** START OF EXERCISE MATERIAL **

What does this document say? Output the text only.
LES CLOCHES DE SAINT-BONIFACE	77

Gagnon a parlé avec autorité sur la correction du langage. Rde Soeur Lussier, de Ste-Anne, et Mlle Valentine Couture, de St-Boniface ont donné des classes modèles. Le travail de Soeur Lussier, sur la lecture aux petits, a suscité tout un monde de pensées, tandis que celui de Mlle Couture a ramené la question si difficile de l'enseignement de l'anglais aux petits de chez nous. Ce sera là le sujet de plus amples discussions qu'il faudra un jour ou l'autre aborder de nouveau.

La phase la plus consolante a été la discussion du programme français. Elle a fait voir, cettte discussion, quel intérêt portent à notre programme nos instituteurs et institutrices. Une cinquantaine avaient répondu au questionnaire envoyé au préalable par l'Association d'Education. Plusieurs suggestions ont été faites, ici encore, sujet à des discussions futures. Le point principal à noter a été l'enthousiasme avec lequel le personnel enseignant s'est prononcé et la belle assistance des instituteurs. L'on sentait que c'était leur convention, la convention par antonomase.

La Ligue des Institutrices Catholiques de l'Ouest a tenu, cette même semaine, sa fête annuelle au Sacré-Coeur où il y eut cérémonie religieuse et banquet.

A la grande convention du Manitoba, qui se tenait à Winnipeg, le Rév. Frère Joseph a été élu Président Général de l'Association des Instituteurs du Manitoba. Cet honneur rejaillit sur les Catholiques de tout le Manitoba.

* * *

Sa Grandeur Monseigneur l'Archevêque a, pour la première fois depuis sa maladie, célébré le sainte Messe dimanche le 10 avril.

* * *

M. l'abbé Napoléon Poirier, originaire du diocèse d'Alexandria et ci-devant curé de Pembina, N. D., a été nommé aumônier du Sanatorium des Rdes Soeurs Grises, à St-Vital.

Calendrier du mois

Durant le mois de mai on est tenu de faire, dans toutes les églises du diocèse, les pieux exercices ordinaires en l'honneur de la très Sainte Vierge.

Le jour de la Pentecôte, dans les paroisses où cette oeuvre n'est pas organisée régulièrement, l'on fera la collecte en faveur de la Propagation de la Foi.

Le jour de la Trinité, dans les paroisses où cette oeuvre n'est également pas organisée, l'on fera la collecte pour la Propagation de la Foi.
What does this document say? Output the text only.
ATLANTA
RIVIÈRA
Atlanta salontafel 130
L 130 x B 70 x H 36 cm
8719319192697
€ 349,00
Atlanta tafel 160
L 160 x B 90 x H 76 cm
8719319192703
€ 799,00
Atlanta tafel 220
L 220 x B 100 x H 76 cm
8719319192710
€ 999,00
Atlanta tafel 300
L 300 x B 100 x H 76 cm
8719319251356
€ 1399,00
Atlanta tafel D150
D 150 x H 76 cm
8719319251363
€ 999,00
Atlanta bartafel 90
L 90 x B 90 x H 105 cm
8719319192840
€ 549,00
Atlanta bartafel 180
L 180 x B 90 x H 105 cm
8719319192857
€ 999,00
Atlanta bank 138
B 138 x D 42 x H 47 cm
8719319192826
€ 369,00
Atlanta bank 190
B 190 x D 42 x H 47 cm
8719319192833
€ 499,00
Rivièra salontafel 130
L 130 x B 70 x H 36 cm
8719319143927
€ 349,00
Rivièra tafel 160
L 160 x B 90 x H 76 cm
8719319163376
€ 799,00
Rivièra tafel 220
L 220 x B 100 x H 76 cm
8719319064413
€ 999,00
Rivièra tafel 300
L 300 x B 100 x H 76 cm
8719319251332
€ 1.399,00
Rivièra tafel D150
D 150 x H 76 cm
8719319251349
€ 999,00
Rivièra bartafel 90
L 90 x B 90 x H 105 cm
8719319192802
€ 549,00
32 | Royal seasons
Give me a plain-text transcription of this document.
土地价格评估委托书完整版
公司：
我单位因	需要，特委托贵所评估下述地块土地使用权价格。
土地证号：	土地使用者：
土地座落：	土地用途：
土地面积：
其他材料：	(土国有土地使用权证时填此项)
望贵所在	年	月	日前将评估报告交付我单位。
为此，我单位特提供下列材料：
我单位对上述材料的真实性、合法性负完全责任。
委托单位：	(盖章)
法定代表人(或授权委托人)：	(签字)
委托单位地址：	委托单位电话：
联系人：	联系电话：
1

** END OF EXERCISE MATERIAL **

**PROBLEM REQUIREMENTS:**
Every record shown above should be written out again exactly.

**REPLY TO THE TASK:**
What does this document say? Output the text only.
LES CLOCHES DE SAINT-BONIFACE	77

Gagnon a parlé avec autorité sur la correction du langage. Rde Soeur Lussier, de Ste-Anne, et Mlle Valentine Couture, de St-Boniface ont donné des classes modèles. Le travail de Soeur Lussier, sur la lecture aux petits, a suscité tout un monde de pensées, tandis que celui de Mlle Couture a ramené la question si difficile de l'enseignement de l'anglais aux petits de chez nous. Ce sera là le sujet de plus amples discussions qu'il faudra un jour ou l'autre aborder de nouveau.

La phase la plus consolante a été la discussion du programme français. Elle a fait voir, cettte discussion, quel intérêt portent à notre programme nos instituteurs et institutrices. Une cinquantaine avaient répondu au questionnaire envoyé au préalable par l'Association d'Education. Plusieurs suggestions ont été faites, ici encore, sujet à des discussions futures. Le point principal à noter a été l'enthousiasme avec lequel le personnel enseignant s'est prononcé et la belle assistance des instituteurs. L'on sentait que c'était leur convention, la convention par antonomase.

La Ligue des Institutrices Catholiques de l'Ouest a tenu, cette même semaine, sa fête annuelle au Sacré-Coeur où il y eut cérémonie religieuse et banquet.

A la grande convention du Manitoba, qui se tenait à Winnipeg, le Rév. Frère Joseph a été élu Président Général de l'Association des Instituteurs du Manitoba. Cet honneur rejaillit sur les Catholiques de tout le Manitoba.

* * *

Sa Grandeur Monseigneur l'Archevêque a, pour la première fois depuis sa maladie, célébré le sainte Messe dimanche le 10 avril.

* * *

M. l'abbé Napoléon Poirier, originaire du diocèse d'Alexandria et ci-devant curé de Pembina, N. D., a été nommé aumônier du Sanatorium des Rdes Soeurs Grises, à St-Vital.

Calendrier du mois

Durant le mois de mai on est tenu de faire, dans toutes les églises du diocèse, les pieux exercices ordinaires en l'honneur de la très Sainte Vierge.

Le jour de la Pentecôte, dans les paroisses où cette oeuvre n'est pas organisée régulièrement, l'on fera la collecte en faveur de la Propagation de la Foi.

Le jour de la Trinité, dans les paroisses où cette oeuvre n'est également pas organisée, l'on fera la collecte pour la Propagation de la Foi.
What does this document say? Output the text only.
ATLANTA
RIVIÈRA
Atlanta salontafel 130
L 130 x B 70 x H 36 cm
8719319192697
€ 349,00
Atlanta tafel 160
L 160 x B 90 x H 76 cm
8719319192703
€ 799,00
Atlanta tafel 220
L 220 x B 100 x H 76 cm
8719319192710
€ 999,00
Atlanta tafel 300
L 300 x B 100 x H 76 cm
8719319251356
€ 1399,00
Atlanta tafel D150
D 150 x H 76 cm
8719319251363
€ 999,00
Atlanta bartafel 90
L 90 x B 90 x H 105 cm
8719319192840
€ 549,00
Atlanta bartafel 180
L 180 x B 90 x H 105 cm
8719319192857
€ 999,00
Atlanta bank 138
B 138 x D 42 x H 47 cm
8719319192826
€ 369,00
Atlanta bank 190
B 190 x D 42 x H 47 cm
8719319192833
€ 499,00
Rivièra salontafel 130
L 130 x B 70 x H 36 cm
8719319143927
€ 349,00
Rivièra tafel 160
L 160 x B 90 x H 76 cm
8719319163376
€ 799,00
Rivièra tafel 220
L 220 x B 100 x H 76 cm
8719319064413
€ 999,00
Rivièra tafel 300
L 300 x B 100 x H 76 cm
8719319251332
€ 1.399,00
Rivièra tafel D150
D 150 x H 76 cm
8719319251349
€ 999,00
Rivièra bartafel 90
L 90 x B 90 x H 105 cm
8719319192802
€ 549,00
32 | Royal seasons
Give me a plain-text transcription of this document.
土地价格评估委托书完整版
公司：
我单位因	需要，特委托贵所评估下述地块土地使用权价格。
土地证号：	土地使用者：
土地座落：	土地用途：
土地面积：
其他材料：	(土国有土地使用权证时填此项)
望贵所在	年	月	日前将评估报告交付我单位。
为此，我单位特提供下列材料：
我单位对上述材料的真实性、合法性负完全责任。
委托单位：	(盖章)
法定代表人(或授权委托人)：	(签字)
委托单位地址：	委托单位电话：
联系人：	联系电话：
1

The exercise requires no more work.